## AIM
Every record must be repeated exactly, with no omission.

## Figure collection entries
•••••

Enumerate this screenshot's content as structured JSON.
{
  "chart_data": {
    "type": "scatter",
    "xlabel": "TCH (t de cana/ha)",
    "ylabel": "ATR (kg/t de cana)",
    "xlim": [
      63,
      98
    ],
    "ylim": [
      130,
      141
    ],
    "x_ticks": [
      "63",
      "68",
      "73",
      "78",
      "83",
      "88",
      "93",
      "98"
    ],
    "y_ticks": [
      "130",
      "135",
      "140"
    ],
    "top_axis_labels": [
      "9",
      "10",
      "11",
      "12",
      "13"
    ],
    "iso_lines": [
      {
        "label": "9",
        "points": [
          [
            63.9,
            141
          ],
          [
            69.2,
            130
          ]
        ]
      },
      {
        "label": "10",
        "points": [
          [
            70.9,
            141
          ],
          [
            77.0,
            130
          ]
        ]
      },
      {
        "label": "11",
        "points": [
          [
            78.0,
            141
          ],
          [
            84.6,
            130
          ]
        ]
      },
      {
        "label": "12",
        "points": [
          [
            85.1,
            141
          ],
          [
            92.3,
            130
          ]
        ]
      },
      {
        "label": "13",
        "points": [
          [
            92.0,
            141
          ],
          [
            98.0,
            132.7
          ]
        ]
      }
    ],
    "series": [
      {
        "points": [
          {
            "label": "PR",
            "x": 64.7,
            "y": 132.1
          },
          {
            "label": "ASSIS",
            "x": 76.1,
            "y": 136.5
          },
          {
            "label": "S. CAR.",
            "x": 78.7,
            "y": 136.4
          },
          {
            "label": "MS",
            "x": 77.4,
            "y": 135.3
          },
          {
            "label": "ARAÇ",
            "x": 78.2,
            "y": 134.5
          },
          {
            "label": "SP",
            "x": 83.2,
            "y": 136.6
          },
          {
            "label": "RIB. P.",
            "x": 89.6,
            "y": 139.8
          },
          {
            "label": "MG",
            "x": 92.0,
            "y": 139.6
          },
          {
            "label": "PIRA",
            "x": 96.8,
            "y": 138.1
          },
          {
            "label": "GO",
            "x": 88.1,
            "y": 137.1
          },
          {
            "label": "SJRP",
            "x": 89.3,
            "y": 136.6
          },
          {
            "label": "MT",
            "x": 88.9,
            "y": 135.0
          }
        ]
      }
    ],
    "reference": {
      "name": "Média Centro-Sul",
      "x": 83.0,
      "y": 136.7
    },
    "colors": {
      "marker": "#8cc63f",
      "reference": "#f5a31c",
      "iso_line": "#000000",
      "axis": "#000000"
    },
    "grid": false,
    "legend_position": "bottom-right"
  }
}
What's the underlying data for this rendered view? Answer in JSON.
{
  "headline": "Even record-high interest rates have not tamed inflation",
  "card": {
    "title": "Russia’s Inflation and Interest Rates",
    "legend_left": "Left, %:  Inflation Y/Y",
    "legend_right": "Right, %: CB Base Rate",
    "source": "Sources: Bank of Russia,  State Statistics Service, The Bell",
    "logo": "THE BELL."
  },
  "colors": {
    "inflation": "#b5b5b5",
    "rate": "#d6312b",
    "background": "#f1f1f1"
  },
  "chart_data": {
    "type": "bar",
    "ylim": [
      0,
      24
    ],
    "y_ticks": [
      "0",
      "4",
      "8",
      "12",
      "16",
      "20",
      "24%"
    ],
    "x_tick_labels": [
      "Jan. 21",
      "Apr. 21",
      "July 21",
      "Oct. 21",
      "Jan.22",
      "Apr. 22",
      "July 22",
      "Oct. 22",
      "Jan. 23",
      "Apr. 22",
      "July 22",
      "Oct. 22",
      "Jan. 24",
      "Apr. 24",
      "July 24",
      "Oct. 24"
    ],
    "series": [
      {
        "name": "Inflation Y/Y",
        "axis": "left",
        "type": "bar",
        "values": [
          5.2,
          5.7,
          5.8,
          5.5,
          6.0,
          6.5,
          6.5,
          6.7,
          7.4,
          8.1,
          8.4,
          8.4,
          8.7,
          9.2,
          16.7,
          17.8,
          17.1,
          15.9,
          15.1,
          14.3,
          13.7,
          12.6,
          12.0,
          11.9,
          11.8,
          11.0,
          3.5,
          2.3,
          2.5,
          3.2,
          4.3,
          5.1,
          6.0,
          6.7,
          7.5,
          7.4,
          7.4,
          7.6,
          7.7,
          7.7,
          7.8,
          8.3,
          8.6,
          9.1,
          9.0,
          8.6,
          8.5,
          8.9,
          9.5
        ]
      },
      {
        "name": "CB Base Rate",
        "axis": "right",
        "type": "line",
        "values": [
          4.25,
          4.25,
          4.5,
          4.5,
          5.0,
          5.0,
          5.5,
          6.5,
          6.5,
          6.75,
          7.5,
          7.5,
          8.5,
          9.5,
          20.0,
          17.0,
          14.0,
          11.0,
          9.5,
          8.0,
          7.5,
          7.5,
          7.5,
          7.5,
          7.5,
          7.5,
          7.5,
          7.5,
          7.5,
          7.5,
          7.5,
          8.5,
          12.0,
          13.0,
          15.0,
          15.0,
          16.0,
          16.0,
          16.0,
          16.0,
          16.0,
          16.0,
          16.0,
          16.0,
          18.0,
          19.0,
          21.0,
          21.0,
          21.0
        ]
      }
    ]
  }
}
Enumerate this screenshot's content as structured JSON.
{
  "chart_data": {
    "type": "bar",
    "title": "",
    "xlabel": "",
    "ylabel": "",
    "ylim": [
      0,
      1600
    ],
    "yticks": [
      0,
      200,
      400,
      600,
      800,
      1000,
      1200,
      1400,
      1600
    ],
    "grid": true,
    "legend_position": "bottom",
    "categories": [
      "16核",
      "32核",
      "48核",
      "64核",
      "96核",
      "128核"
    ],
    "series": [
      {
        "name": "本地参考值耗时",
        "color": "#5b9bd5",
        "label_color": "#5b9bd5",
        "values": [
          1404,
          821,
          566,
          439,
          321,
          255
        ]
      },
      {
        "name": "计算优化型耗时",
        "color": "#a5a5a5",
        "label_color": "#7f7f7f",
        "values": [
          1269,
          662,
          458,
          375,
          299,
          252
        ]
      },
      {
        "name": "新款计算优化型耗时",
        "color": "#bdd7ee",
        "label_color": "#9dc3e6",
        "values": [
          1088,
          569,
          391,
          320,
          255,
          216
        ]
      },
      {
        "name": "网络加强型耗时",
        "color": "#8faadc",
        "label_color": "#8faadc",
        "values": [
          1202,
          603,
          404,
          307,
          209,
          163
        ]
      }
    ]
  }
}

•••••

## ANSWER TO THE EXERCISE
Enumerate this screenshot's content as structured JSON.
{
  "chart_data": {
    "type": "scatter",
    "xlabel": "TCH (t de cana/ha)",
    "ylabel": "ATR (kg/t de cana)",
    "xlim": [
      63,
      98
    ],
    "ylim": [
      130,
      141
    ],
    "x_ticks": [
      "63",
      "68",
      "73",
      "78",
      "83",
      "88",
      "93",
      "98"
    ],
    "y_ticks": [
      "130",
      "135",
      "140"
    ],
    "top_axis_labels": [
      "9",
      "10",
      "11",
      "12",
      "13"
    ],
    "iso_lines": [
      {
        "label": "9",
        "points": [
          [
            63.9,
            141
          ],
          [
            69.2,
            130
          ]
        ]
      },
      {
        "label": "10",
        "points": [
          [
            70.9,
            141
          ],
          [
            77.0,
            130
          ]
        ]
      },
      {
        "label": "11",
        "points": [
          [
            78.0,
            141
          ],
          [
            84.6,
            130
          ]
        ]
      },
      {
        "label": "12",
        "points": [
          [
            85.1,
            141
          ],
          [
            92.3,
            130
          ]
        ]
      },
      {
        "label": "13",
        "points": [
          [
            92.0,
            141
          ],
          [
            98.0,
            132.7
          ]
        ]
      }
    ],
    "series": [
      {
        "points": [
          {
            "label": "PR",
            "x": 64.7,
            "y": 132.1
          },
          {
            "label": "ASSIS",
            "x": 76.1,
            "y": 136.5
          },
          {
            "label": "S. CAR.",
            "x": 78.7,
            "y": 136.4
          },
          {
            "label": "MS",
            "x": 77.4,
            "y": 135.3
          },
          {
            "label": "ARAÇ",
            "x": 78.2,
            "y": 134.5
          },
          {
            "label": "SP",
            "x": 83.2,
            "y": 136.6
          },
          {
            "label": "RIB. P.",
            "x": 89.6,
            "y": 139.8
          },
          {
            "label": "MG",
            "x": 92.0,
            "y": 139.6
          },
          {
            "label": "PIRA",
            "x": 96.8,
            "y": 138.1
          },
          {
            "label": "GO",
            "x": 88.1,
            "y": 137.1
          },
          {
            "label": "SJRP",
            "x": 89.3,
            "y": 136.6
          },
          {
            "label": "MT",
            "x": 88.9,
            "y": 135.0
          }
        ]
      }
    ],
    "reference": {
      "name": "Média Centro-Sul",
      "x": 83.0,
      "y": 136.7
    },
    "colors": {
      "marker": "#8cc63f",
      "reference": "#f5a31c",
      "iso_line": "#000000",
      "axis": "#000000"
    },
    "grid": false,
    "legend_position": "bottom-right"
  }
}
What's the underlying data for this rendered view? Answer in JSON.
{
  "headline": "Even record-high interest rates have not tamed inflation",
  "card": {
    "title": "Russia’s Inflation and Interest Rates",
    "legend_left": "Left, %:  Inflation Y/Y",
    "legend_right": "Right, %: CB Base Rate",
    "source": "Sources: Bank of Russia,  State Statistics Service, The Bell",
    "logo": "THE BELL."
  },
  "colors": {
    "inflation": "#b5b5b5",
    "rate": "#d6312b",
    "background": "#f1f1f1"
  },
  "chart_data": {
    "type": "bar",
    "ylim": [
      0,
      24
    ],
    "y_ticks": [
      "0",
      "4",
      "8",
      "12",
      "16",
      "20",
      "24%"
    ],
    "x_tick_labels": [
      "Jan. 21",
      "Apr. 21",
      "July 21",
      "Oct. 21",
      "Jan.22",
      "Apr. 22",
      "July 22",
      "Oct. 22",
      "Jan. 23",
      "Apr. 22",
      "July 22",
      "Oct. 22",
      "Jan. 24",
      "Apr. 24",
      "July 24",
      "Oct. 24"
    ],
    "series": [
      {
        "name": "Inflation Y/Y",
        "axis": "left",
        "type": "bar",
        "values": [
          5.2,
          5.7,
          5.8,
          5.5,
          6.0,
          6.5,
          6.5,
          6.7,
          7.4,
          8.1,
          8.4,
          8.4,
          8.7,
          9.2,
          16.7,
          17.8,
          17.1,
          15.9,
          15.1,
          14.3,
          13.7,
          12.6,
          12.0,
          11.9,
          11.8,
          11.0,
          3.5,
          2.3,
          2.5,
          3.2,
          4.3,
          5.1,
          6.0,
          6.7,
          7.5,
          7.4,
          7.4,
          7.6,
          7.7,
          7.7,
          7.8,
          8.3,
          8.6,
          9.1,
          9.0,
          8.6,
          8.5,
          8.9,
          9.5
        ]
      },
      {
        "name": "CB Base Rate",
        "axis": "right",
        "type": "line",
        "values": [
          4.25,
          4.25,
          4.5,
          4.5,
          5.0,
          5.0,
          5.5,
          6.5,
          6.5,
          6.75,
          7.5,
          7.5,
          8.5,
          9.5,
          20.0,
          17.0,
          14.0,
          11.0,
          9.5,
          8.0,
          7.5,
          7.5,
          7.5,
          7.5,
          7.5,
          7.5,
          7.5,
          7.5,
          7.5,
          7.5,
          7.5,
          8.5,
          12.0,
          13.0,
          15.0,
          15.0,
          16.0,
          16.0,
          16.0,
          16.0,
          16.0,
          16.0,
          16.0,
          16.0,
          18.0,
          19.0,
          21.0,
          21.0,
          21.0
        ]
      }
    ]
  }
}
Enumerate this screenshot's content as structured JSON.
{
  "chart_data": {
    "type": "bar",
    "title": "",
    "xlabel": "",
    "ylabel": "",
    "ylim": [
      0,
      1600
    ],
    "yticks": [
      0,
      200,
      400,
      600,
      800,
      1000,
      1200,
      1400,
      1600
    ],
    "grid": true,
    "legend_position": "bottom",
    "categories": [
      "16核",
      "32核",
      "48核",
      "64核",
      "96核",
      "128核"
    ],
    "series": [
      {
        "name": "本地参考值耗时",
        "color": "#5b9bd5",
        "label_color": "#5b9bd5",
        "values": [
          1404,
          821,
          566,
          439,
          321,
          255
        ]
      },
      {
        "name": "计算优化型耗时",
        "color": "#a5a5a5",
        "label_color": "#7f7f7f",
        "values": [
          1269,
          662,
          458,
          375,
          299,
          252
        ]
      },
      {
        "name": "新款计算优化型耗时",
        "color": "#bdd7ee",
        "label_color": "#9dc3e6",
        "values": [
          1088,
          569,
          391,
          320,
          255,
          216
        ]
      },
      {
        "name": "网络加强型耗时",
        "color": "#8faadc",
        "label_color": "#8faadc",
        "values": [
          1202,
          603,
          404,
          307,
          209,
          163
        ]
      }
    ]
  }
}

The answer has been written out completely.